*Records for the exercise:*
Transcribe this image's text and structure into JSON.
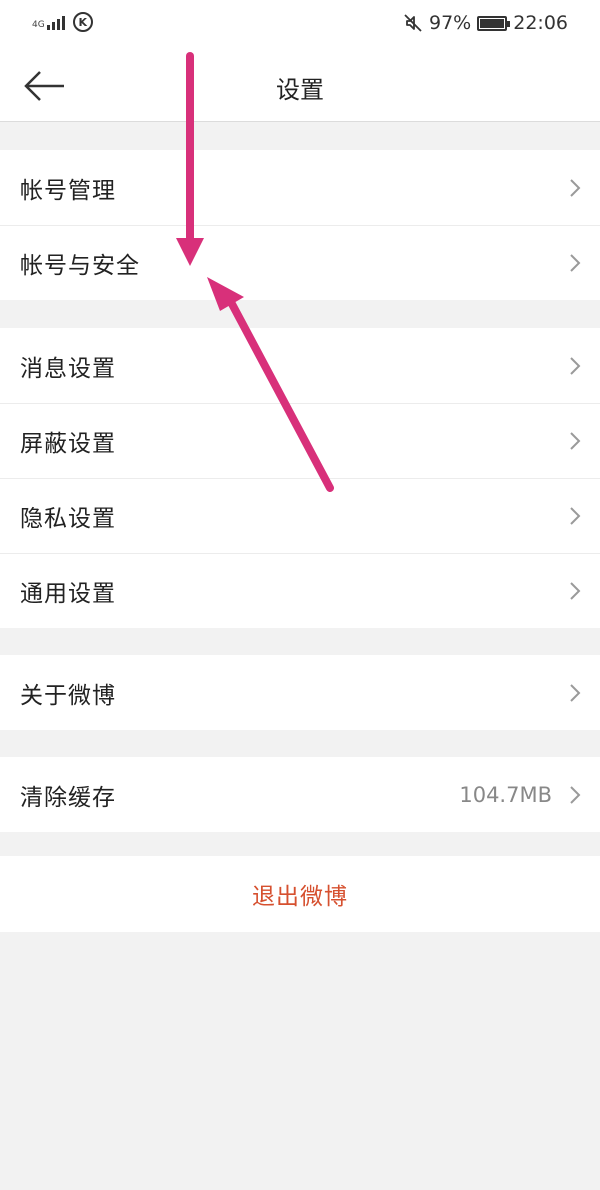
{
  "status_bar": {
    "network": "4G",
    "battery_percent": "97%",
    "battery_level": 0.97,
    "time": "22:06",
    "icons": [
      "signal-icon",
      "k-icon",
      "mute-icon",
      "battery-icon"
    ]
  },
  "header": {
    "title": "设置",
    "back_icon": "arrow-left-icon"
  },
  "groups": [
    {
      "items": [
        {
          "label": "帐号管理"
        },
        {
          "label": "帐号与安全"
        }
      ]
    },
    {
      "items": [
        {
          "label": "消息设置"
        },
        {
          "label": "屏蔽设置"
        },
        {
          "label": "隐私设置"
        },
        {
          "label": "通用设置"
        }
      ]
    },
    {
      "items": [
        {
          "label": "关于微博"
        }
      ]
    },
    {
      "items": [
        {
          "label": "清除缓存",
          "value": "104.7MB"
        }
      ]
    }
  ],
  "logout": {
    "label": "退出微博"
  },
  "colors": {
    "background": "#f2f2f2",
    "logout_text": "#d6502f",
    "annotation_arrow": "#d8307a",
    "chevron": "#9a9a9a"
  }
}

---

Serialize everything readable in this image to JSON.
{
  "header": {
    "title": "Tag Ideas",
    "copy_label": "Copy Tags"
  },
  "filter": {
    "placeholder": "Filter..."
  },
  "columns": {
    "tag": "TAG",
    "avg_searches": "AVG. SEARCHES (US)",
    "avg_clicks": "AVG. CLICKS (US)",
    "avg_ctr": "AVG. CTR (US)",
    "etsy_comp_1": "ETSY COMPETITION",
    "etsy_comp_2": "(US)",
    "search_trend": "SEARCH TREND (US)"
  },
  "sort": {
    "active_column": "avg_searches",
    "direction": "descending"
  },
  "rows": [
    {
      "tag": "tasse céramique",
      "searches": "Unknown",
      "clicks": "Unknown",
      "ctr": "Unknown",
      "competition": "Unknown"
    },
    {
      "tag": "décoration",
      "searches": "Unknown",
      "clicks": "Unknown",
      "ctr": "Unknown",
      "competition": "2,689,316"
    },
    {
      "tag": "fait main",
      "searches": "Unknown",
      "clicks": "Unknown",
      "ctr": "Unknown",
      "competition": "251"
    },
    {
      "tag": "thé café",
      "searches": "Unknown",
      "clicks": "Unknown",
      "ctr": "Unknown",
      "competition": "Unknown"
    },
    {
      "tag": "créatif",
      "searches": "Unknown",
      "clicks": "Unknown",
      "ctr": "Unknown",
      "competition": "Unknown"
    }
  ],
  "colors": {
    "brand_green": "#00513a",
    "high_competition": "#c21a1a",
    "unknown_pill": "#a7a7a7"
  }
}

*Description of the task:*
From the data above, gather every line that includes the word "JSON".

*In response:*
Transcribe this image's text and structure into JSON.
Serialize everything readable in this image to JSON.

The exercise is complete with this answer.